Aufgabe 1: Übertrage den folgenden Satz aus dem Dokument ins Englische: „Wir hatten tatsächlich zu viele Männer im Drehbuch“, sagt Baumer, „über 45 verschwinden Frauen aus Film und Fernsehen.“

Dokument:

________________________________________

Feinschliff der gelernten Autorin
„Aus Unerfahrenheit“, sei ihr das passiert, „und ich bin ja ein sturer Mensch, eigentlich studiert man Drehbuchschreiben“, gibt sie offen zu. Maia Sander, die an Filmhochschule München genau das absolvierte, hat mit ihr so lange an dieser charmanten Geschichte mit ihren vielen Defiziten gearbeitet, bis alles im Kinosessel saß, passte, wackelte und Luft hatte. „In meiner Vorstellung wollte Magdalena jemanden schicken, um die Konkurrenz zu sabotieren“, nennt Christina ein Beispiel, „dadurch wird sie passiv, das muss sie alles selbst machen.“
Und dann noch der Vorsatz, mehr Frauenrollen zu besetzen – gerade im chauvinistisch geprägten Genre: „Wir hatten tatsächlich zu viele Männer im Drehbuch“, sagt Baumer, „über 45 verschwinden Frauen aus Film und Fernsehen.“ So gewinnt man keinen Blumentopf beim Paris Lady Moviemakers Festival. „Da müssen wir was machen“, war sie sich mit ihrer Co-Autorin einig. „Es ist verrückt, wie das auch in mir drin ist“, ging sie in sich, „wenn man Wirt und Bürgermeister denkt, sieht man erst mal Männer vor dem geistigen Auge.“
Die Meerschweinchen-Intrige kapiert keine Sau
Und dann ist endlich alles im Kasten? Von wegen. „Dann geht’s erst richtig los“, seufzt sie. „Man sichtet sämtliches Material“, sagt Christina, „ich und die Cutterin haben jeden Take von vorne bis hinten angeschaut, – Take drei dieser Szene war gut, aber ist er wirklich der beste?“ Aus dem Rohschnitt schält sich der Feinschnitt bis zum „Picture Lock“ heraus: Anschließend wird der Schnitt erstmal einem Testpublikum von zehn Leuten präsentiert, die auf Fragebogen notieren, was ihnen gefällt und was nicht.

________________________________________

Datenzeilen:

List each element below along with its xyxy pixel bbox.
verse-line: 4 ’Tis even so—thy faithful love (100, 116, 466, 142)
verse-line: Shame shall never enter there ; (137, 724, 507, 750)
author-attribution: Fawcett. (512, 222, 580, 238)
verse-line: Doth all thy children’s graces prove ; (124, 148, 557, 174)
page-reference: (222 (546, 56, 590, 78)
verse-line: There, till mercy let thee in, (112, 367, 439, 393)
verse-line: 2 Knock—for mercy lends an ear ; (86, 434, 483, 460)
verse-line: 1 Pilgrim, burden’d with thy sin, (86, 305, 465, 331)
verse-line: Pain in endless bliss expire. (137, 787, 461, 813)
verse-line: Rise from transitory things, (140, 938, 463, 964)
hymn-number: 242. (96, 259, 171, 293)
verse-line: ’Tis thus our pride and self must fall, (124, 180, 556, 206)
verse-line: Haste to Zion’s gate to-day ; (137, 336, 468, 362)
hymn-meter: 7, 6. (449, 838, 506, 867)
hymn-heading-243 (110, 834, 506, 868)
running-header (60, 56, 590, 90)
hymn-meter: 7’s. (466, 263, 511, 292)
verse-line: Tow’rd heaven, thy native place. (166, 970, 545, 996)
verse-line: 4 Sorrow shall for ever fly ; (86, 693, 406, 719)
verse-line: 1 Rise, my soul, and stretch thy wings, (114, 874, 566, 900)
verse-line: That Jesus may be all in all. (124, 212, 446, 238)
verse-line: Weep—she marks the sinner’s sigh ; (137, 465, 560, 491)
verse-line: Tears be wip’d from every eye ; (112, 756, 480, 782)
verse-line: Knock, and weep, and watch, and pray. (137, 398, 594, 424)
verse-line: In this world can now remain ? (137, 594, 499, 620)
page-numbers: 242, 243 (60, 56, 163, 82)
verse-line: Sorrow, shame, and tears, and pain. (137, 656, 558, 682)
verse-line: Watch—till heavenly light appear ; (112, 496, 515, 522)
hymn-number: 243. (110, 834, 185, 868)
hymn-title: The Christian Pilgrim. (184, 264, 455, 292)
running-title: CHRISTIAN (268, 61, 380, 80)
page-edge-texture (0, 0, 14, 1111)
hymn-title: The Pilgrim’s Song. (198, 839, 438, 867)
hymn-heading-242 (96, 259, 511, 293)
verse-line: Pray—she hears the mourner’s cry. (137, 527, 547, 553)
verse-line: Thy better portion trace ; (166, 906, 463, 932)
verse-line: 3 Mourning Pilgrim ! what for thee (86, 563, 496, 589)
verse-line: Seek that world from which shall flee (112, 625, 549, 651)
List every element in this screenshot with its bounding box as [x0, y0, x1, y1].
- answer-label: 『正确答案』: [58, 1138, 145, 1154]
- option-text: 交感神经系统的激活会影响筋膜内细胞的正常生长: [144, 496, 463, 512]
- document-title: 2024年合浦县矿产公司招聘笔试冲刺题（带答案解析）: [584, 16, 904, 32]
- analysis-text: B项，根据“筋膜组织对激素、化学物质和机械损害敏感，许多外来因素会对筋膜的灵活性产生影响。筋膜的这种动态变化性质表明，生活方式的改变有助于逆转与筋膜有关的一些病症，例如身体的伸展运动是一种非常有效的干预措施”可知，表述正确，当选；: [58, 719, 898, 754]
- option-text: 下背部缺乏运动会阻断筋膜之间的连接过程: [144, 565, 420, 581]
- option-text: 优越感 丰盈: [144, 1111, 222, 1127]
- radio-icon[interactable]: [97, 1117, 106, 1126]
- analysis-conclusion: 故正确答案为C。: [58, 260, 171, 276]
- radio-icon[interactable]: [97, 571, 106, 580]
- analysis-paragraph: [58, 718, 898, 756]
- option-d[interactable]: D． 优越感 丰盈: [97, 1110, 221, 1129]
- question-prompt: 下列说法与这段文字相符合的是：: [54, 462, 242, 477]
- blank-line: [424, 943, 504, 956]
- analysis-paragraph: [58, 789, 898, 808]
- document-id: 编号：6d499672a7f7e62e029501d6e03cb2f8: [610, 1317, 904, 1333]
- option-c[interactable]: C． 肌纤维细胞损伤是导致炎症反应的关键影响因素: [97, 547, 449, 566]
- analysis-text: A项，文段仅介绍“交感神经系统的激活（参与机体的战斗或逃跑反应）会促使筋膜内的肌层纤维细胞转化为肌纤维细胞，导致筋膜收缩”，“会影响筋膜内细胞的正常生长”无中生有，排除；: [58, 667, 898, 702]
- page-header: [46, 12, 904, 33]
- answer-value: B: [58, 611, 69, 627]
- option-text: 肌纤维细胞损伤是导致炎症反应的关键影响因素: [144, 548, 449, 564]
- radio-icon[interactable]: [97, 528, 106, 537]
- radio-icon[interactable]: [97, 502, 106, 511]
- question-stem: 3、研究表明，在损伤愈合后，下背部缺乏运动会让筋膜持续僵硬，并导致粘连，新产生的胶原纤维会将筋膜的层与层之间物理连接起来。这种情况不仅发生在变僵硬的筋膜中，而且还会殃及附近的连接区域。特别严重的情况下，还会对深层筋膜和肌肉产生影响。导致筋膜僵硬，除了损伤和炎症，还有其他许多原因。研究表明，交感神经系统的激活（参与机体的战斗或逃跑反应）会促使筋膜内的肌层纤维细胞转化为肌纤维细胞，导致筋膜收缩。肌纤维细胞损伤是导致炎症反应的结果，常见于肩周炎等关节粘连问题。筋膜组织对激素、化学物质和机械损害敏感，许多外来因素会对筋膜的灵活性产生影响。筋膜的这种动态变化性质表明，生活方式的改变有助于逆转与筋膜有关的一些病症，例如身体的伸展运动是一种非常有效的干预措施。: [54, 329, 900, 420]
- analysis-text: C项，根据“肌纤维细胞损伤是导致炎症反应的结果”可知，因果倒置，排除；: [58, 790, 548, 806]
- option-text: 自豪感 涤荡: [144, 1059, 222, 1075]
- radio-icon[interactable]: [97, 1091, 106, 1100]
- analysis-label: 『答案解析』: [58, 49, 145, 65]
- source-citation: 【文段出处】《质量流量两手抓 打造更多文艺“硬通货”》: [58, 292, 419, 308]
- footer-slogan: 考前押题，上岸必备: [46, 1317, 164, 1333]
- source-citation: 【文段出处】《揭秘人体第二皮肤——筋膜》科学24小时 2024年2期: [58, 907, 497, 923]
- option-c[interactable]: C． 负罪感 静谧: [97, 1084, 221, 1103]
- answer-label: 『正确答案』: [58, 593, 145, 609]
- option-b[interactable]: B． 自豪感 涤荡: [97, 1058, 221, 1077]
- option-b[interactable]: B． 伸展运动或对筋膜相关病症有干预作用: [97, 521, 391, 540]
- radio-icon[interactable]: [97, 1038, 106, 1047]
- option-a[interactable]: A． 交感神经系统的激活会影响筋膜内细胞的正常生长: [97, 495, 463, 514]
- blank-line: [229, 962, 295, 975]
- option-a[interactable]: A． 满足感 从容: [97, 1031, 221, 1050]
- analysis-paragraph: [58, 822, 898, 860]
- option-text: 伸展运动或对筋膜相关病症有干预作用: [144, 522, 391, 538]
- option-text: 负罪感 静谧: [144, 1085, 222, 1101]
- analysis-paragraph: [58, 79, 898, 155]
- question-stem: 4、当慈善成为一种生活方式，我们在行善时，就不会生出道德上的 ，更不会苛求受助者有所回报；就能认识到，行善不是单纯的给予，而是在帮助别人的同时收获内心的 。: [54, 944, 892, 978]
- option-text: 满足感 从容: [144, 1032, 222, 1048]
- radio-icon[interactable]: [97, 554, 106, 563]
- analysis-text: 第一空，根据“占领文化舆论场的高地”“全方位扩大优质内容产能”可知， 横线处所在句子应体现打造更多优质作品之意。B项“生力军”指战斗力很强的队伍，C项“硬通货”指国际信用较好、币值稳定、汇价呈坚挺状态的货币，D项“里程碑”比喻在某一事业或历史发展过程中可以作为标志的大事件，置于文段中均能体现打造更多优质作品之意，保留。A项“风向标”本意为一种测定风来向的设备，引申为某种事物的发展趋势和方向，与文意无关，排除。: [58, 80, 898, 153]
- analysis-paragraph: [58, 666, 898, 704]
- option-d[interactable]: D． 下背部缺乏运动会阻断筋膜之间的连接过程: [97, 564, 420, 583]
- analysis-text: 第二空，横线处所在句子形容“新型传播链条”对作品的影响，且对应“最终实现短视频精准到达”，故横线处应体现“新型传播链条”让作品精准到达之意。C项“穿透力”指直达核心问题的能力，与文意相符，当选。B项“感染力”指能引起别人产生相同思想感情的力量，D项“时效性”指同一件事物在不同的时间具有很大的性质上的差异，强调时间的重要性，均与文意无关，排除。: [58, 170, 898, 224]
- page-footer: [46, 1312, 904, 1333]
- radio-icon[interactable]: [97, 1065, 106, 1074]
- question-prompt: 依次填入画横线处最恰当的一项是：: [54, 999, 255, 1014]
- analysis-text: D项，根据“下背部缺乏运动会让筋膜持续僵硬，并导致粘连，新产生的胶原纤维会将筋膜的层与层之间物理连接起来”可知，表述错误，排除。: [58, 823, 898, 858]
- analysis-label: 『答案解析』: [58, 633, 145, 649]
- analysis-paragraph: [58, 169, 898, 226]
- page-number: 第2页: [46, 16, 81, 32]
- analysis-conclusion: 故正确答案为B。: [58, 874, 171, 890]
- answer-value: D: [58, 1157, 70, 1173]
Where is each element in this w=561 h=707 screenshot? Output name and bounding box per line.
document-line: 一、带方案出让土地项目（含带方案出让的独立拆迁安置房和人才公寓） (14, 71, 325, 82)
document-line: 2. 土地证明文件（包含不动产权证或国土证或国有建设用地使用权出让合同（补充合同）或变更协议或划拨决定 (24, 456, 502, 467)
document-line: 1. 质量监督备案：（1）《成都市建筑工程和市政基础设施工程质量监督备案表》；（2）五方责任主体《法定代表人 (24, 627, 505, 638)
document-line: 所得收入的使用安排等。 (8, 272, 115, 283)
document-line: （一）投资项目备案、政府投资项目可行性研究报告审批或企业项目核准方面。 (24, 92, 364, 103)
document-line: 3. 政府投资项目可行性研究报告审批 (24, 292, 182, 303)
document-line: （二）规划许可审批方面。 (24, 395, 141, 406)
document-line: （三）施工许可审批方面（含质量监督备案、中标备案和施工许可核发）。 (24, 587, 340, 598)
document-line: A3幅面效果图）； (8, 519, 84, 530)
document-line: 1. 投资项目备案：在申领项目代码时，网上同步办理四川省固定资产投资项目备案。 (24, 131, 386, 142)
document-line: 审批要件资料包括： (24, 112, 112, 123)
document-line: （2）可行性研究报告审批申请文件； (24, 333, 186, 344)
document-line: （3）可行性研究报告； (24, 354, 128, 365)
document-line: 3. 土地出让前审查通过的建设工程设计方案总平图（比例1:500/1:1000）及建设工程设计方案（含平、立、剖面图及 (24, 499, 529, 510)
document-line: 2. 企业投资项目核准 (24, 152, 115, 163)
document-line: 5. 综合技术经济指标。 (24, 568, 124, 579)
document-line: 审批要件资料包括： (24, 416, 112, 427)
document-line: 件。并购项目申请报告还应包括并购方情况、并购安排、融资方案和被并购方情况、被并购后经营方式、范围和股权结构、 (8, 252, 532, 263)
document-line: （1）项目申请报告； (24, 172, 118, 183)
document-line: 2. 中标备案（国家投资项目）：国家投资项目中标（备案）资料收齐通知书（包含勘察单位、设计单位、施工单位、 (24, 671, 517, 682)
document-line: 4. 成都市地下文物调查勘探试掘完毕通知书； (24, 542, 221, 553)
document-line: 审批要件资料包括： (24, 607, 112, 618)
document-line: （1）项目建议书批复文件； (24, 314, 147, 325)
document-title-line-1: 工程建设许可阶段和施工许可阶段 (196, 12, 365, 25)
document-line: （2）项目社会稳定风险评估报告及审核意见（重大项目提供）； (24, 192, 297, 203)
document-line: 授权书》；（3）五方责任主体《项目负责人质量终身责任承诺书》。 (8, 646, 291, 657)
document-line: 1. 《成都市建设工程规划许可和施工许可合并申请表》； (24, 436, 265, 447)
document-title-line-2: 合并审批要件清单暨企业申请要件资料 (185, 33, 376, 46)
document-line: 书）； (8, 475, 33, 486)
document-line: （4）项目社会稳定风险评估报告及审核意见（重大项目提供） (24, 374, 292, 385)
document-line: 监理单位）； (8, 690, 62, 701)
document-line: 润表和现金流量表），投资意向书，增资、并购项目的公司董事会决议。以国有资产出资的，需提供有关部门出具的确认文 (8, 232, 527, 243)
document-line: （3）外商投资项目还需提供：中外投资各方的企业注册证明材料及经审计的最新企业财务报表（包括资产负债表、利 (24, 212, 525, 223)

________________________________________

Aufgabe 2: Schreibe die Einträge wortgetreu ab, beginnend mit dem ersten Eintrag bis einschließlich zu der Zeile mit „verse-line: Knock, and“.

Lösung 1: "We actually had too many men in the script," says Baumer, "over 45, women disappear from film and television."

Lösung 2:
List each element below along with its xyxy pixel bbox.
verse-line: 4 ’Tis even so—thy faithful love (100, 116, 466, 142)
verse-line: Shame shall never enter there ; (137, 724, 507, 750)
author-attribution: Fawcett. (512, 222, 580, 238)
verse-line: Doth all thy children’s graces prove ; (124, 148, 557, 174)
page-reference: (222 (546, 56, 590, 78)
verse-line: There, till mercy let thee in, (112, 367, 439, 393)
verse-line: 2 Knock—for mercy lends an ear ; (86, 434, 483, 460)
verse-line: 1 Pilgrim, burden’d with thy sin, (86, 305, 465, 331)
verse-line: Pain in endless bliss expire. (137, 787, 461, 813)
verse-line: Rise from transitory things, (140, 938, 463, 964)
hymn-number: 242. (96, 259, 171, 293)
verse-line: ’Tis thus our pride and self must fall, (124, 180, 556, 206)
verse-line: Haste to Zion’s gate to-day ; (137, 336, 468, 362)
hymn-meter: 7, 6. (449, 838, 506, 867)
hymn-heading-243 (110, 834, 506, 868)
running-header (60, 56, 590, 90)
hymn-meter: 7’s. (466, 263, 511, 292)
verse-line: Tow’rd heaven, thy native place. (166, 970, 545, 996)
verse-line: 4 Sorrow shall for ever fly ; (86, 693, 406, 719)
verse-line: 1 Rise, my soul, and stretch thy wings, (114, 874, 566, 900)
verse-line: That Jesus may be all in all. (124, 212, 446, 238)
verse-line: Weep—she marks the sinner’s sigh ; (137, 465, 560, 491)
verse-line: Tears be wip’d from every eye ; (112, 756, 480, 782)
verse-line: Knock, and weep, and watch, and pray. (137, 398, 594, 424)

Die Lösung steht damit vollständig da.